## Begin Data in this exercise

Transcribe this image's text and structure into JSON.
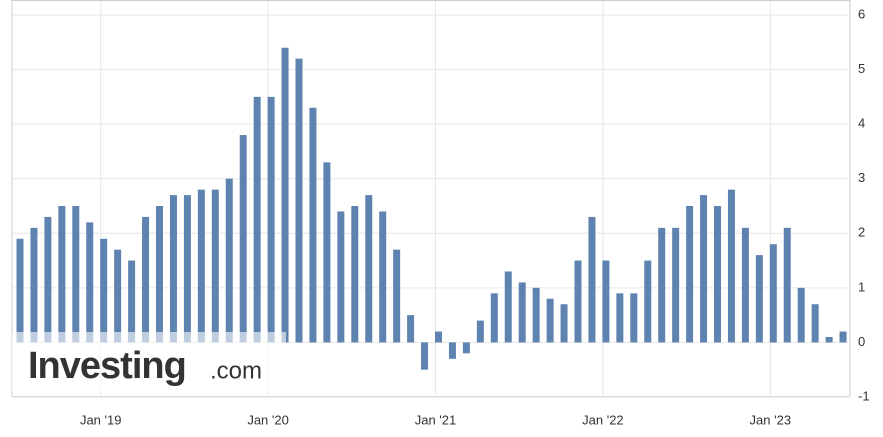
{
  "chart_data": {
    "type": "bar",
    "categories": [
      null,
      null,
      null,
      null,
      null,
      null,
      "Jan '19",
      null,
      null,
      null,
      null,
      null,
      null,
      null,
      null,
      null,
      null,
      null,
      "Jan '20",
      null,
      null,
      null,
      null,
      null,
      null,
      null,
      null,
      null,
      null,
      null,
      "Jan '21",
      null,
      null,
      null,
      null,
      null,
      null,
      null,
      null,
      null,
      null,
      null,
      "Jan '22",
      null,
      null,
      null,
      null,
      null,
      null,
      null,
      null,
      null,
      null,
      null,
      "Jan '23",
      null,
      null,
      null,
      null,
      null
    ],
    "values": [
      1.9,
      2.1,
      2.3,
      2.5,
      2.5,
      2.2,
      1.9,
      1.7,
      1.5,
      2.3,
      2.5,
      2.7,
      2.7,
      2.8,
      2.8,
      3.0,
      3.8,
      4.5,
      4.5,
      5.4,
      5.2,
      4.3,
      3.3,
      2.4,
      2.5,
      2.7,
      2.4,
      1.7,
      0.5,
      -0.5,
      0.2,
      -0.3,
      -0.2,
      0.4,
      0.9,
      1.3,
      1.1,
      1.0,
      0.8,
      0.7,
      1.5,
      2.3,
      1.5,
      0.9,
      0.9,
      1.5,
      2.1,
      2.1,
      2.5,
      2.7,
      2.5,
      2.8,
      2.1,
      1.6,
      1.8,
      2.1,
      1.0,
      0.7,
      0.1,
      0.2
    ],
    "color": "#5f83b1",
    "ylim": [
      -1,
      6
    ],
    "yticks": [
      -1,
      0,
      1,
      2,
      3,
      4,
      5,
      6
    ],
    "grid": true,
    "watermark": {
      "brand": "Investing",
      "suffix": ".com"
    }
  }
}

## End Data in this exercise

== What you need to do ==
Reproduce every line exactly and omit all pictures.

== Result below ==
Transcribe this image's text and structure into JSON.
{
  "chart_data": {
    "type": "bar",
    "categories": [
      null,
      null,
      null,
      null,
      null,
      null,
      "Jan '19",
      null,
      null,
      null,
      null,
      null,
      null,
      null,
      null,
      null,
      null,
      null,
      "Jan '20",
      null,
      null,
      null,
      null,
      null,
      null,
      null,
      null,
      null,
      null,
      null,
      "Jan '21",
      null,
      null,
      null,
      null,
      null,
      null,
      null,
      null,
      null,
      null,
      null,
      "Jan '22",
      null,
      null,
      null,
      null,
      null,
      null,
      null,
      null,
      null,
      null,
      null,
      "Jan '23",
      null,
      null,
      null,
      null,
      null
    ],
    "values": [
      1.9,
      2.1,
      2.3,
      2.5,
      2.5,
      2.2,
      1.9,
      1.7,
      1.5,
      2.3,
      2.5,
      2.7,
      2.7,
      2.8,
      2.8,
      3.0,
      3.8,
      4.5,
      4.5,
      5.4,
      5.2,
      4.3,
      3.3,
      2.4,
      2.5,
      2.7,
      2.4,
      1.7,
      0.5,
      -0.5,
      0.2,
      -0.3,
      -0.2,
      0.4,
      0.9,
      1.3,
      1.1,
      1.0,
      0.8,
      0.7,
      1.5,
      2.3,
      1.5,
      0.9,
      0.9,
      1.5,
      2.1,
      2.1,
      2.5,
      2.7,
      2.5,
      2.8,
      2.1,
      1.6,
      1.8,
      2.1,
      1.0,
      0.7,
      0.1,
      0.2
    ],
    "color": "#5f83b1",
    "ylim": [
      -1,
      6
    ],
    "yticks": [
      -1,
      0,
      1,
      2,
      3,
      4,
      5,
      6
    ],
    "grid": true,
    "watermark": {
      "brand": "Investing",
      "suffix": ".com"
    }
  }
}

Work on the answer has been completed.